[Data entries]

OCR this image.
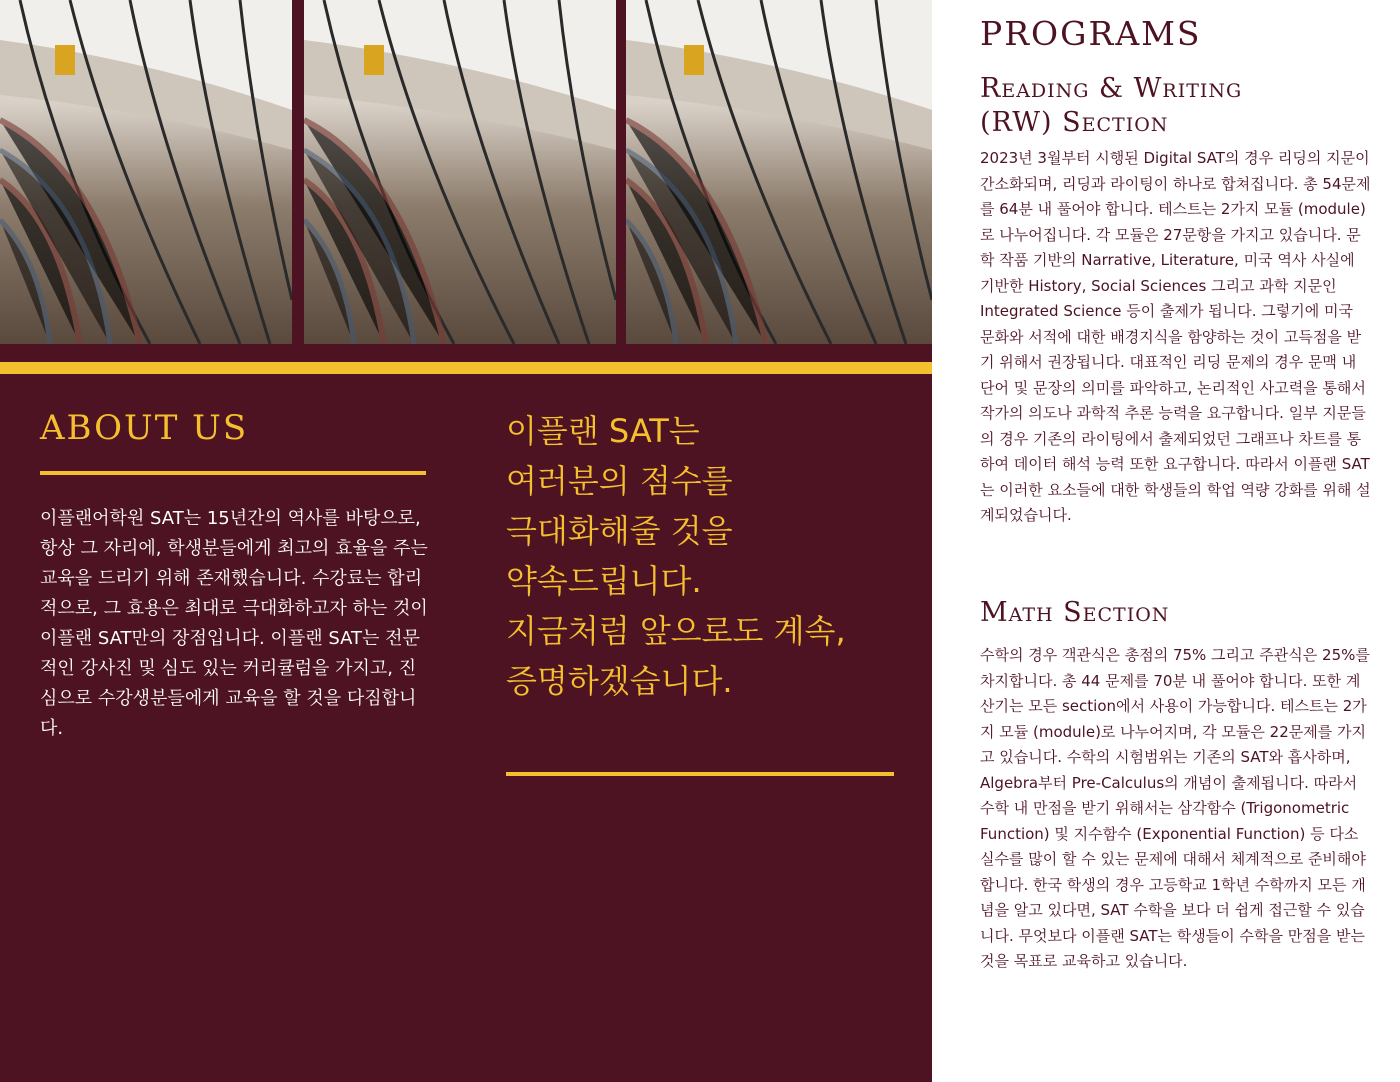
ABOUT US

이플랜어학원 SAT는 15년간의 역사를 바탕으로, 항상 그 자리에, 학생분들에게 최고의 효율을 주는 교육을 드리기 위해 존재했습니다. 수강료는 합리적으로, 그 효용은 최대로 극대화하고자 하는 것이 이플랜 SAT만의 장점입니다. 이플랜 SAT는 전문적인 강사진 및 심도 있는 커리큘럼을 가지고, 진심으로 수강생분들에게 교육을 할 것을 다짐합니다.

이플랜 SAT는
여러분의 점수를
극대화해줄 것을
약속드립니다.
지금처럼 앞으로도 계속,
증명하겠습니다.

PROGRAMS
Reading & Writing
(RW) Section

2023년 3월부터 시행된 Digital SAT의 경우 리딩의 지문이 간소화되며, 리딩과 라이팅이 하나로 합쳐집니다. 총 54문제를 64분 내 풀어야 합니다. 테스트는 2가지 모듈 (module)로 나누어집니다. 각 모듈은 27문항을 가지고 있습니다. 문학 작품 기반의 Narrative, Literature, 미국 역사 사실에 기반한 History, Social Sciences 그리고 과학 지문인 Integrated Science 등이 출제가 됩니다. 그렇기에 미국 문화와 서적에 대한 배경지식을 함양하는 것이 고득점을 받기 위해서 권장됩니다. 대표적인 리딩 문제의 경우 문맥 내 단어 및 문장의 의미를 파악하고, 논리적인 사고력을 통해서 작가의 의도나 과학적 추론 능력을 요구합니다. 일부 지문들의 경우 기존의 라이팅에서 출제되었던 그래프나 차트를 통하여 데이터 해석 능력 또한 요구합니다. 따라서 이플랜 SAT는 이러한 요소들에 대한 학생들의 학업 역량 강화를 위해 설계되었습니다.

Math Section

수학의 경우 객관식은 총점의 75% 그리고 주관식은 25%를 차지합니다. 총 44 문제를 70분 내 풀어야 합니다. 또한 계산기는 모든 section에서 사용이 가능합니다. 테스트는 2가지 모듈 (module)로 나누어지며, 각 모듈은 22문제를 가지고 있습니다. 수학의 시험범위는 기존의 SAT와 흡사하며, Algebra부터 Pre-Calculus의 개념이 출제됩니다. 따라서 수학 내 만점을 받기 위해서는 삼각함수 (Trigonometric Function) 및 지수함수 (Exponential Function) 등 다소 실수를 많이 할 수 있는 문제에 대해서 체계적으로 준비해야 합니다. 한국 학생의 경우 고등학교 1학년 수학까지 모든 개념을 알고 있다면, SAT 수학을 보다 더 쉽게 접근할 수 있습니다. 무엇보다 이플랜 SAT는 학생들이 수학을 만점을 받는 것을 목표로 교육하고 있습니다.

▸ Problem to work on
Leave the pictures out and print the records above exactly as they stand.

▸ Exercise output
OCR this image.
ABOUT US

이플랜어학원 SAT는 15년간의 역사를 바탕으로, 항상 그 자리에, 학생분들에게 최고의 효율을 주는 교육을 드리기 위해 존재했습니다. 수강료는 합리적으로, 그 효용은 최대로 극대화하고자 하는 것이 이플랜 SAT만의 장점입니다. 이플랜 SAT는 전문적인 강사진 및 심도 있는 커리큘럼을 가지고, 진심으로 수강생분들에게 교육을 할 것을 다짐합니다.

이플랜 SAT는
여러분의 점수를
극대화해줄 것을
약속드립니다.
지금처럼 앞으로도 계속,
증명하겠습니다.

PROGRAMS
Reading & Writing
(RW) Section

2023년 3월부터 시행된 Digital SAT의 경우 리딩의 지문이 간소화되며, 리딩과 라이팅이 하나로 합쳐집니다. 총 54문제를 64분 내 풀어야 합니다. 테스트는 2가지 모듈 (module)로 나누어집니다. 각 모듈은 27문항을 가지고 있습니다. 문학 작품 기반의 Narrative, Literature, 미국 역사 사실에 기반한 History, Social Sciences 그리고 과학 지문인 Integrated Science 등이 출제가 됩니다. 그렇기에 미국 문화와 서적에 대한 배경지식을 함양하는 것이 고득점을 받기 위해서 권장됩니다. 대표적인 리딩 문제의 경우 문맥 내 단어 및 문장의 의미를 파악하고, 논리적인 사고력을 통해서 작가의 의도나 과학적 추론 능력을 요구합니다. 일부 지문들의 경우 기존의 라이팅에서 출제되었던 그래프나 차트를 통하여 데이터 해석 능력 또한 요구합니다. 따라서 이플랜 SAT는 이러한 요소들에 대한 학생들의 학업 역량 강화를 위해 설계되었습니다.

Math Section

수학의 경우 객관식은 총점의 75% 그리고 주관식은 25%를 차지합니다. 총 44 문제를 70분 내 풀어야 합니다. 또한 계산기는 모든 section에서 사용이 가능합니다. 테스트는 2가지 모듈 (module)로 나누어지며, 각 모듈은 22문제를 가지고 있습니다. 수학의 시험범위는 기존의 SAT와 흡사하며, Algebra부터 Pre-Calculus의 개념이 출제됩니다. 따라서 수학 내 만점을 받기 위해서는 삼각함수 (Trigonometric Function) 및 지수함수 (Exponential Function) 등 다소 실수를 많이 할 수 있는 문제에 대해서 체계적으로 준비해야 합니다. 한국 학생의 경우 고등학교 1학년 수학까지 모든 개념을 알고 있다면, SAT 수학을 보다 더 쉽게 접근할 수 있습니다. 무엇보다 이플랜 SAT는 학생들이 수학을 만점을 받는 것을 목표로 교육하고 있습니다.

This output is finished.